[Rows from a dataset]
___
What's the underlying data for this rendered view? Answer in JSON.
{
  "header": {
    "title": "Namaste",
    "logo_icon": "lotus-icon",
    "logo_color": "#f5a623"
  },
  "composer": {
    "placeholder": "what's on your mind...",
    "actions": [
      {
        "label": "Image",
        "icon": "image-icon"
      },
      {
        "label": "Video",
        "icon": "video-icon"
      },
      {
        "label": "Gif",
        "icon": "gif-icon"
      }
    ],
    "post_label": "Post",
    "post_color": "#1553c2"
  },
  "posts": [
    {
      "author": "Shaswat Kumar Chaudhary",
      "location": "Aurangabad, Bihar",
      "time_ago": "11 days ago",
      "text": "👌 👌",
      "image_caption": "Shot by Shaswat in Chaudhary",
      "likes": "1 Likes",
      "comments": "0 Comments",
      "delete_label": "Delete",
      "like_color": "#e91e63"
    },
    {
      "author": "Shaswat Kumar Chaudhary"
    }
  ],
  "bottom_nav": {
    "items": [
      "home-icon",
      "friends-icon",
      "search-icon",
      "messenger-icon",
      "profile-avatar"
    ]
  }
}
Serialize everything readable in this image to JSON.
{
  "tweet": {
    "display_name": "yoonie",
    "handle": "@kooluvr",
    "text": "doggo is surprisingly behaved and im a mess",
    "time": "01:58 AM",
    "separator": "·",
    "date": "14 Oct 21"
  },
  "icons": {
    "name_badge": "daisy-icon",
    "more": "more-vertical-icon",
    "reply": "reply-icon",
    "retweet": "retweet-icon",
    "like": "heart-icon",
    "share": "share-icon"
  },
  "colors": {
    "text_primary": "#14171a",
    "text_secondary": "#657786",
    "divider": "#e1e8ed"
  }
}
___
[Direction]: Reproduce, exactly and with nothing added, the lines from the one that includes "Serialize everything readable" through the last line of the material.

[Response]:
Serialize everything readable in this image to JSON.
{
  "tweet": {
    "display_name": "yoonie",
    "handle": "@kooluvr",
    "text": "doggo is surprisingly behaved and im a mess",
    "time": "01:58 AM",
    "separator": "·",
    "date": "14 Oct 21"
  },
  "icons": {
    "name_badge": "daisy-icon",
    "more": "more-vertical-icon",
    "reply": "reply-icon",
    "retweet": "retweet-icon",
    "like": "heart-icon",
    "share": "share-icon"
  },
  "colors": {
    "text_primary": "#14171a",
    "text_secondary": "#657786",
    "divider": "#e1e8ed"
  }
}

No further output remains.